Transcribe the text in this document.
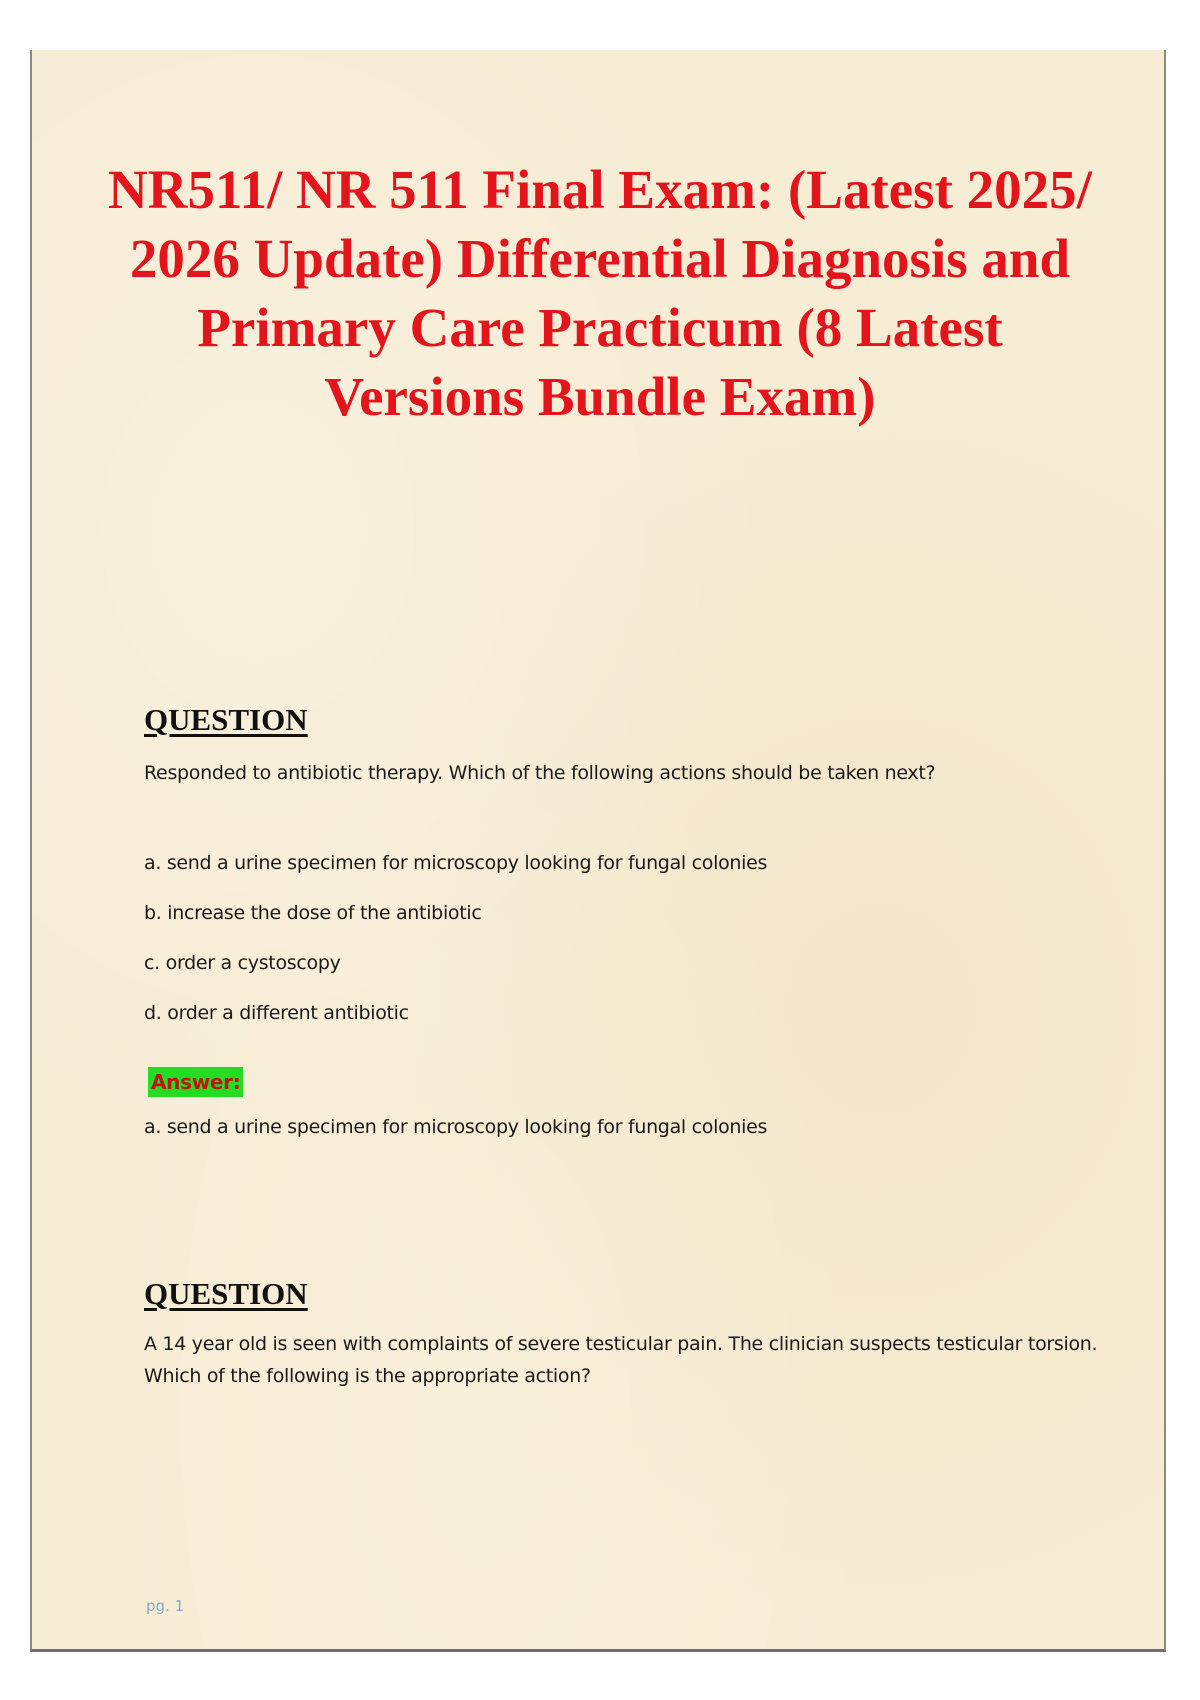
NR511/ NR 511 Final Exam: (Latest 2025/ 2026 Update) Differential Diagnosis and Primary Care Practicum (8 Latest Versions Bundle Exam)
QUESTION

Responded to antibiotic therapy. Which of the following actions should be taken next?

a. send a urine specimen for microscopy looking for fungal colonies
b. increase the dose of the antibiotic
c. order a cystoscopy
d. order a different antibiotic
Answer:

a. send a urine specimen for microscopy looking for fungal colonies

QUESTION

A 14 year old is seen with complaints of severe testicular pain. The clinician suspects testicular torsion. Which of the following is the appropriate action?

pg. 1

# # # # # # #

Your task is to set down the records shown above exactly, minus any pictures.

Transcribe the text in this document.
NR511/ NR 511 Final Exam: (Latest 2025/ 2026 Update) Differential Diagnosis and Primary Care Practicum (8 Latest Versions Bundle Exam)
QUESTION

Responded to antibiotic therapy. Which of the following actions should be taken next?

a. send a urine specimen for microscopy looking for fungal colonies
b. increase the dose of the antibiotic
c. order a cystoscopy
d. order a different antibiotic
Answer:

a. send a urine specimen for microscopy looking for fungal colonies

QUESTION

A 14 year old is seen with complaints of severe testicular pain. The clinician suspects testicular torsion. Which of the following is the appropriate action?

pg. 1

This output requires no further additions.